WHAT THE TASK ASKS: Could you write out the records below exactly as they appear?

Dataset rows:
---*---

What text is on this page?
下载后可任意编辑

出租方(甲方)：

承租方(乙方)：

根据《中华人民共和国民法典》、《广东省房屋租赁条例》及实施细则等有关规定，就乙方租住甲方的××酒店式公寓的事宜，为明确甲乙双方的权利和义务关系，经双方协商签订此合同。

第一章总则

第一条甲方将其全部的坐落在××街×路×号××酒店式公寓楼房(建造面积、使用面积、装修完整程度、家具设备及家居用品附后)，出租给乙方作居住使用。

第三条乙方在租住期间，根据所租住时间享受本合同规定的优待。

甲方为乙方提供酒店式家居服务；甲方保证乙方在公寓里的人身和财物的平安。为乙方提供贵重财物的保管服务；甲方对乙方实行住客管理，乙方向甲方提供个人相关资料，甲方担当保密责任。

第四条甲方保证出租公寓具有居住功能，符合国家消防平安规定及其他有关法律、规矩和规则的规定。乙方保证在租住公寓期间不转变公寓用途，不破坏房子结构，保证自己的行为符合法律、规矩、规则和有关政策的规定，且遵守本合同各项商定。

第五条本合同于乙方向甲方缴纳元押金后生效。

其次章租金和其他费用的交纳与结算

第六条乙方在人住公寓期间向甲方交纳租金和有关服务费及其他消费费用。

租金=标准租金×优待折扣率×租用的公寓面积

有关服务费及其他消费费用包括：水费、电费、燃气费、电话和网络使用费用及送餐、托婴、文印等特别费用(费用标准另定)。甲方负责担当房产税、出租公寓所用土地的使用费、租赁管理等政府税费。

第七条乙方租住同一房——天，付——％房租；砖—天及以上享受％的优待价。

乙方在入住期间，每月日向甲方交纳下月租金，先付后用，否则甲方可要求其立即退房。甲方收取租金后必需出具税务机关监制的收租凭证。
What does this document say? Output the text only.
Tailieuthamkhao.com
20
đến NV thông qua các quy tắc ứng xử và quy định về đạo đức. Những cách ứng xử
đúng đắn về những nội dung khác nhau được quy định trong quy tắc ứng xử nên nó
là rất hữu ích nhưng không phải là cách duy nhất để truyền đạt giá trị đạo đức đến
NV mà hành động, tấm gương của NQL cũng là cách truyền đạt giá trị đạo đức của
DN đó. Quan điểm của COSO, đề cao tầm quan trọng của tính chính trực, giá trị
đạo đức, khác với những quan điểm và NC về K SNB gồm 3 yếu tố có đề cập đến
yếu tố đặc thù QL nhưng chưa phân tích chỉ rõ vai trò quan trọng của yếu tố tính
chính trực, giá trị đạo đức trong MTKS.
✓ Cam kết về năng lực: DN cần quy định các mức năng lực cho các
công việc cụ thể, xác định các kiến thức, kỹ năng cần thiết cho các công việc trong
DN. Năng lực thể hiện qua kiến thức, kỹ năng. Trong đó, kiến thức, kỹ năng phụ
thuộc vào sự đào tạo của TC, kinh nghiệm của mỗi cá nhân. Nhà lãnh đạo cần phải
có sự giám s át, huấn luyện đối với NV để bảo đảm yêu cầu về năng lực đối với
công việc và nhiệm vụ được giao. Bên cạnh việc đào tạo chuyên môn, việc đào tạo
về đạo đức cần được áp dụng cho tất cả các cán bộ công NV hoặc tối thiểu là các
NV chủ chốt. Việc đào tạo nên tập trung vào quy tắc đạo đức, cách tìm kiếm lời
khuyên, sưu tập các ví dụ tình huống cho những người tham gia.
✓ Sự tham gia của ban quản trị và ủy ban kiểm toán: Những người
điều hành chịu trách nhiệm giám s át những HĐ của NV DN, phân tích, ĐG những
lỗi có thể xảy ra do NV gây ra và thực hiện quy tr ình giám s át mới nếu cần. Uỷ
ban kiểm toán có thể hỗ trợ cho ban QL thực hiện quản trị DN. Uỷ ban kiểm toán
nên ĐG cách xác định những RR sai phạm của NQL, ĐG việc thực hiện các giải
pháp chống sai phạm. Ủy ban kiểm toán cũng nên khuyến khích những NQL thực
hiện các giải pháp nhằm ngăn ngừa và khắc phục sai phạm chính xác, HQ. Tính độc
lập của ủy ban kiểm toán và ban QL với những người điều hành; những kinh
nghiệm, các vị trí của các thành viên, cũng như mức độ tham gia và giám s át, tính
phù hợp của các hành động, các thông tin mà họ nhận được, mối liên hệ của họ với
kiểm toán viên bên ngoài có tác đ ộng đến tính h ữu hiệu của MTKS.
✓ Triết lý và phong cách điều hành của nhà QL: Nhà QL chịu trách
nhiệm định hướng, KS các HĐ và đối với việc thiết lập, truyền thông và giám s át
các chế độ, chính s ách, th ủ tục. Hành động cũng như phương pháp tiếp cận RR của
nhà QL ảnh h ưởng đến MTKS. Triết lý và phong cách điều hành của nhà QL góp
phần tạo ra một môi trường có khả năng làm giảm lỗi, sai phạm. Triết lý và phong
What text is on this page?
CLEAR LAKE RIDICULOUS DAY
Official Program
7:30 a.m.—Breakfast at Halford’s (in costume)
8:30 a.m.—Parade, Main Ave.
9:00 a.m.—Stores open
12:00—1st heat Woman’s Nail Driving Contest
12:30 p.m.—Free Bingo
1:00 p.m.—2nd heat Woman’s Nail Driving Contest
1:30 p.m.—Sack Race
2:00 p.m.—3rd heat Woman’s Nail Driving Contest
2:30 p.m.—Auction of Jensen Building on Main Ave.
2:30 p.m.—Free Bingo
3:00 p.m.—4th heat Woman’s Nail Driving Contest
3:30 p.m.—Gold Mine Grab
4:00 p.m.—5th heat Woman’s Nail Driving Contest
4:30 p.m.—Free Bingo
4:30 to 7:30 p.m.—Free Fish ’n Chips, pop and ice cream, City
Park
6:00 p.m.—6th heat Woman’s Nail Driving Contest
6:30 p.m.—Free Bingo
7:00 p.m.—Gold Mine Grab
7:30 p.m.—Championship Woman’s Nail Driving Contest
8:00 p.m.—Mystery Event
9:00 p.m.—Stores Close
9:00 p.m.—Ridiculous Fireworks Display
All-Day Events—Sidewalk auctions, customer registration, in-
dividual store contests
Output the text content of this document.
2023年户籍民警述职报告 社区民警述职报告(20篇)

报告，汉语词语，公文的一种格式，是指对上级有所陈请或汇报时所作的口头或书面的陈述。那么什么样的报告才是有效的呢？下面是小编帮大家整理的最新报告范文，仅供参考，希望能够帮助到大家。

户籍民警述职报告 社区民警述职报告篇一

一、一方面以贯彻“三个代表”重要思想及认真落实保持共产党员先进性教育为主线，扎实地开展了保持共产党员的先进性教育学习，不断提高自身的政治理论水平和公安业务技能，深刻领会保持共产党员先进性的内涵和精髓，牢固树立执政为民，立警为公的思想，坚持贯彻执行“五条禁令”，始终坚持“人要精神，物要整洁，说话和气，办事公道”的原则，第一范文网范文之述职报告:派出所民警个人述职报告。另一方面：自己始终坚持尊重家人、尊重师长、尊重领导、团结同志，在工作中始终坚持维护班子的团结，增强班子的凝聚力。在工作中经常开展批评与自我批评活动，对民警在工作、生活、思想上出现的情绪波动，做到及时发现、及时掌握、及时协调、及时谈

---*---

SOLUTION TO THE PROBLEM:
What text is on this page?
下载后可任意编辑

出租方(甲方)：

承租方(乙方)：

根据《中华人民共和国民法典》、《广东省房屋租赁条例》及实施细则等有关规定，就乙方租住甲方的××酒店式公寓的事宜，为明确甲乙双方的权利和义务关系，经双方协商签订此合同。

第一章总则

第一条甲方将其全部的坐落在××街×路×号××酒店式公寓楼房(建造面积、使用面积、装修完整程度、家具设备及家居用品附后)，出租给乙方作居住使用。

第三条乙方在租住期间，根据所租住时间享受本合同规定的优待。

甲方为乙方提供酒店式家居服务；甲方保证乙方在公寓里的人身和财物的平安。为乙方提供贵重财物的保管服务；甲方对乙方实行住客管理，乙方向甲方提供个人相关资料，甲方担当保密责任。

第四条甲方保证出租公寓具有居住功能，符合国家消防平安规定及其他有关法律、规矩和规则的规定。乙方保证在租住公寓期间不转变公寓用途，不破坏房子结构，保证自己的行为符合法律、规矩、规则和有关政策的规定，且遵守本合同各项商定。

第五条本合同于乙方向甲方缴纳元押金后生效。

其次章租金和其他费用的交纳与结算

第六条乙方在人住公寓期间向甲方交纳租金和有关服务费及其他消费费用。

租金=标准租金×优待折扣率×租用的公寓面积

有关服务费及其他消费费用包括：水费、电费、燃气费、电话和网络使用费用及送餐、托婴、文印等特别费用(费用标准另定)。甲方负责担当房产税、出租公寓所用土地的使用费、租赁管理等政府税费。

第七条乙方租住同一房——天，付——％房租；砖—天及以上享受％的优待价。

乙方在入住期间，每月日向甲方交纳下月租金，先付后用，否则甲方可要求其立即退房。甲方收取租金后必需出具税务机关监制的收租凭证。
What does this document say? Output the text only.
Tailieuthamkhao.com
20
đến NV thông qua các quy tắc ứng xử và quy định về đạo đức. Những cách ứng xử
đúng đắn về những nội dung khác nhau được quy định trong quy tắc ứng xử nên nó
là rất hữu ích nhưng không phải là cách duy nhất để truyền đạt giá trị đạo đức đến
NV mà hành động, tấm gương của NQL cũng là cách truyền đạt giá trị đạo đức của
DN đó. Quan điểm của COSO, đề cao tầm quan trọng của tính chính trực, giá trị
đạo đức, khác với những quan điểm và NC về K SNB gồm 3 yếu tố có đề cập đến
yếu tố đặc thù QL nhưng chưa phân tích chỉ rõ vai trò quan trọng của yếu tố tính
chính trực, giá trị đạo đức trong MTKS.
✓ Cam kết về năng lực: DN cần quy định các mức năng lực cho các
công việc cụ thể, xác định các kiến thức, kỹ năng cần thiết cho các công việc trong
DN. Năng lực thể hiện qua kiến thức, kỹ năng. Trong đó, kiến thức, kỹ năng phụ
thuộc vào sự đào tạo của TC, kinh nghiệm của mỗi cá nhân. Nhà lãnh đạo cần phải
có sự giám s át, huấn luyện đối với NV để bảo đảm yêu cầu về năng lực đối với
công việc và nhiệm vụ được giao. Bên cạnh việc đào tạo chuyên môn, việc đào tạo
về đạo đức cần được áp dụng cho tất cả các cán bộ công NV hoặc tối thiểu là các
NV chủ chốt. Việc đào tạo nên tập trung vào quy tắc đạo đức, cách tìm kiếm lời
khuyên, sưu tập các ví dụ tình huống cho những người tham gia.
✓ Sự tham gia của ban quản trị và ủy ban kiểm toán: Những người
điều hành chịu trách nhiệm giám s át những HĐ của NV DN, phân tích, ĐG những
lỗi có thể xảy ra do NV gây ra và thực hiện quy tr ình giám s át mới nếu cần. Uỷ
ban kiểm toán có thể hỗ trợ cho ban QL thực hiện quản trị DN. Uỷ ban kiểm toán
nên ĐG cách xác định những RR sai phạm của NQL, ĐG việc thực hiện các giải
pháp chống sai phạm. Ủy ban kiểm toán cũng nên khuyến khích những NQL thực
hiện các giải pháp nhằm ngăn ngừa và khắc phục sai phạm chính xác, HQ. Tính độc
lập của ủy ban kiểm toán và ban QL với những người điều hành; những kinh
nghiệm, các vị trí của các thành viên, cũng như mức độ tham gia và giám s át, tính
phù hợp của các hành động, các thông tin mà họ nhận được, mối liên hệ của họ với
kiểm toán viên bên ngoài có tác đ ộng đến tính h ữu hiệu của MTKS.
✓ Triết lý và phong cách điều hành của nhà QL: Nhà QL chịu trách
nhiệm định hướng, KS các HĐ và đối với việc thiết lập, truyền thông và giám s át
các chế độ, chính s ách, th ủ tục. Hành động cũng như phương pháp tiếp cận RR của
nhà QL ảnh h ưởng đến MTKS. Triết lý và phong cách điều hành của nhà QL góp
phần tạo ra một môi trường có khả năng làm giảm lỗi, sai phạm. Triết lý và phong
What text is on this page?
CLEAR LAKE RIDICULOUS DAY
Official Program
7:30 a.m.—Breakfast at Halford’s (in costume)
8:30 a.m.—Parade, Main Ave.
9:00 a.m.—Stores open
12:00—1st heat Woman’s Nail Driving Contest
12:30 p.m.—Free Bingo
1:00 p.m.—2nd heat Woman’s Nail Driving Contest
1:30 p.m.—Sack Race
2:00 p.m.—3rd heat Woman’s Nail Driving Contest
2:30 p.m.—Auction of Jensen Building on Main Ave.
2:30 p.m.—Free Bingo
3:00 p.m.—4th heat Woman’s Nail Driving Contest
3:30 p.m.—Gold Mine Grab
4:00 p.m.—5th heat Woman’s Nail Driving Contest
4:30 p.m.—Free Bingo
4:30 to 7:30 p.m.—Free Fish ’n Chips, pop and ice cream, City
Park
6:00 p.m.—6th heat Woman’s Nail Driving Contest
6:30 p.m.—Free Bingo
7:00 p.m.—Gold Mine Grab
7:30 p.m.—Championship Woman’s Nail Driving Contest
8:00 p.m.—Mystery Event
9:00 p.m.—Stores Close
9:00 p.m.—Ridiculous Fireworks Display
All-Day Events—Sidewalk auctions, customer registration, in-
dividual store contests
Output the text content of this document.
2023年户籍民警述职报告 社区民警述职报告(20篇)

报告，汉语词语，公文的一种格式，是指对上级有所陈请或汇报时所作的口头或书面的陈述。那么什么样的报告才是有效的呢？下面是小编帮大家整理的最新报告范文，仅供参考，希望能够帮助到大家。

户籍民警述职报告 社区民警述职报告篇一

一、一方面以贯彻“三个代表”重要思想及认真落实保持共产党员先进性教育为主线，扎实地开展了保持共产党员的先进性教育学习，不断提高自身的政治理论水平和公安业务技能，深刻领会保持共产党员先进性的内涵和精髓，牢固树立执政为民，立警为公的思想，坚持贯彻执行“五条禁令”，始终坚持“人要精神，物要整洁，说话和气，办事公道”的原则，第一范文网范文之述职报告:派出所民警个人述职报告。另一方面：自己始终坚持尊重家人、尊重师长、尊重领导、团结同志，在工作中始终坚持维护班子的团结，增强班子的凝聚力。在工作中经常开展批评与自我批评活动，对民警在工作、生活、思想上出现的情绪波动，做到及时发现、及时掌握、及时协调、及时谈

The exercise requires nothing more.